<<<<

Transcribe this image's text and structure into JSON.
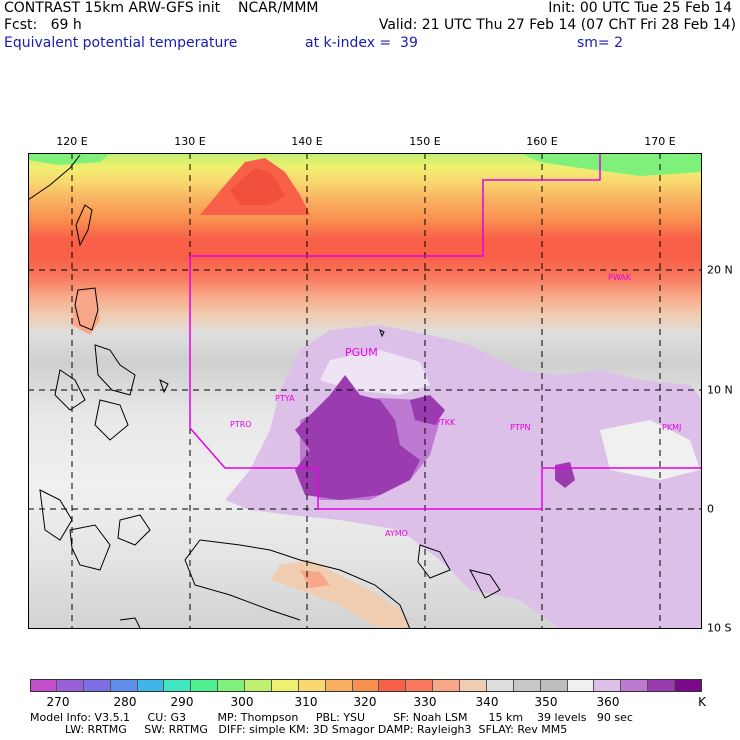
{
  "header": {
    "line1_left": "CONTRAST 15km ARW-GFS init    NCAR/MMM",
    "line1_right": "Init: 00 UTC Tue 25 Feb 14",
    "line2_left": "Fcst:   69 h",
    "line2_right": "Valid: 21 UTC Thu 27 Feb 14 (07 ChT Fri 28 Feb 14)",
    "line3_left": "Equivalent potential temperature",
    "line3_mid": "at k-index =  39",
    "line3_right": "sm= 2"
  },
  "map": {
    "longitude_labels": [
      "120 E",
      "130 E",
      "140 E",
      "150 E",
      "160 E",
      "170 E"
    ],
    "latitude_labels": [
      "20 N",
      "10 N",
      "0",
      "10 S"
    ],
    "station_labels": [
      "PGUM",
      "PTYA",
      "PTRO",
      "PTKK",
      "PTPN",
      "PKMJ",
      "PWAK",
      "AYMO"
    ],
    "boundary_color": "#e600e6"
  },
  "colorbar": {
    "colors": [
      "#c24ecc",
      "#9a5fd6",
      "#7f6fe6",
      "#5f8fea",
      "#3fb6ea",
      "#3fe6c0",
      "#4ff090",
      "#7ff07a",
      "#c0f070",
      "#f0f070",
      "#f8d870",
      "#f8b060",
      "#f89050",
      "#f86048",
      "#f8785c",
      "#f8a888",
      "#f0ccb0",
      "#dedede",
      "#c8c8c8",
      "#bdbdbd",
      "#f0f0f0",
      "#dcc0e8",
      "#be7ad2",
      "#9a3cb0",
      "#7a0a8a"
    ],
    "tick_labels": [
      "270",
      "280",
      "290",
      "300",
      "310",
      "320",
      "330",
      "340",
      "350",
      "360"
    ],
    "unit": "K"
  },
  "footer": {
    "line1": "Model Info: V3.5.1     CU: G3         MP: Thompson     PBL: YSU        SF: Noah LSM      15 km    39 levels   90 sec",
    "line2": "          LW: RRTMG     SW: RRTMG   DIFF: simple KM: 3D Smagor DAMP: Rayleigh3  SFLAY: Rev MM5"
  }
}
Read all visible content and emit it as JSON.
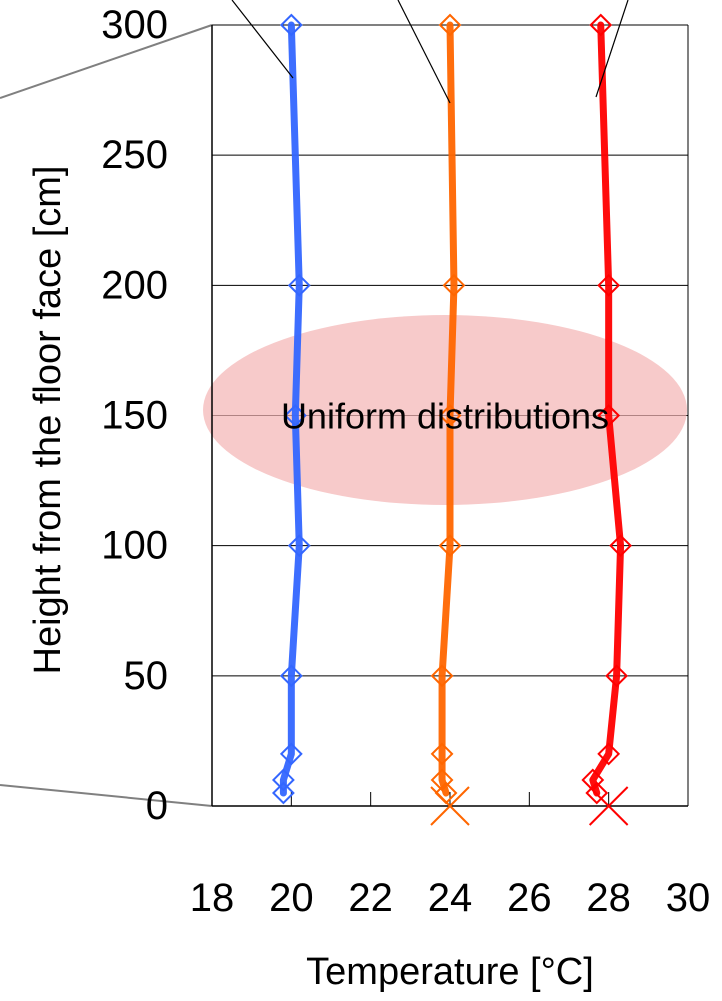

>>>>

Problem details → Transcribe every record above exactly as written, leaving out any pictures.

Correct output →
Transcribe this image's text and structure into JSON.
{
  "header": {
    "line1_left": "CONTRAST 15km ARW-GFS init    NCAR/MMM",
    "line1_right": "Init: 00 UTC Tue 25 Feb 14",
    "line2_left": "Fcst:   69 h",
    "line2_right": "Valid: 21 UTC Thu 27 Feb 14 (07 ChT Fri 28 Feb 14)",
    "line3_left": "Equivalent potential temperature",
    "line3_mid": "at k-index =  39",
    "line3_right": "sm= 2"
  },
  "map": {
    "longitude_labels": [
      "120 E",
      "130 E",
      "140 E",
      "150 E",
      "160 E",
      "170 E"
    ],
    "latitude_labels": [
      "20 N",
      "10 N",
      "0",
      "10 S"
    ],
    "station_labels": [
      "PGUM",
      "PTYA",
      "PTRO",
      "PTKK",
      "PTPN",
      "PKMJ",
      "PWAK",
      "AYMO"
    ],
    "boundary_color": "#e600e6"
  },
  "colorbar": {
    "colors": [
      "#c24ecc",
      "#9a5fd6",
      "#7f6fe6",
      "#5f8fea",
      "#3fb6ea",
      "#3fe6c0",
      "#4ff090",
      "#7ff07a",
      "#c0f070",
      "#f0f070",
      "#f8d870",
      "#f8b060",
      "#f89050",
      "#f86048",
      "#f8785c",
      "#f8a888",
      "#f0ccb0",
      "#dedede",
      "#c8c8c8",
      "#bdbdbd",
      "#f0f0f0",
      "#dcc0e8",
      "#be7ad2",
      "#9a3cb0",
      "#7a0a8a"
    ],
    "tick_labels": [
      "270",
      "280",
      "290",
      "300",
      "310",
      "320",
      "330",
      "340",
      "350",
      "360"
    ],
    "unit": "K"
  },
  "footer": {
    "line1": "Model Info: V3.5.1     CU: G3         MP: Thompson     PBL: YSU        SF: Noah LSM      15 km    39 levels   90 sec",
    "line2": "          LW: RRTMG     SW: RRTMG   DIFF: simple KM: 3D Smagor DAMP: Rayleigh3  SFLAY: Rev MM5"
  }
}
Read all visible content and emit it as JSON.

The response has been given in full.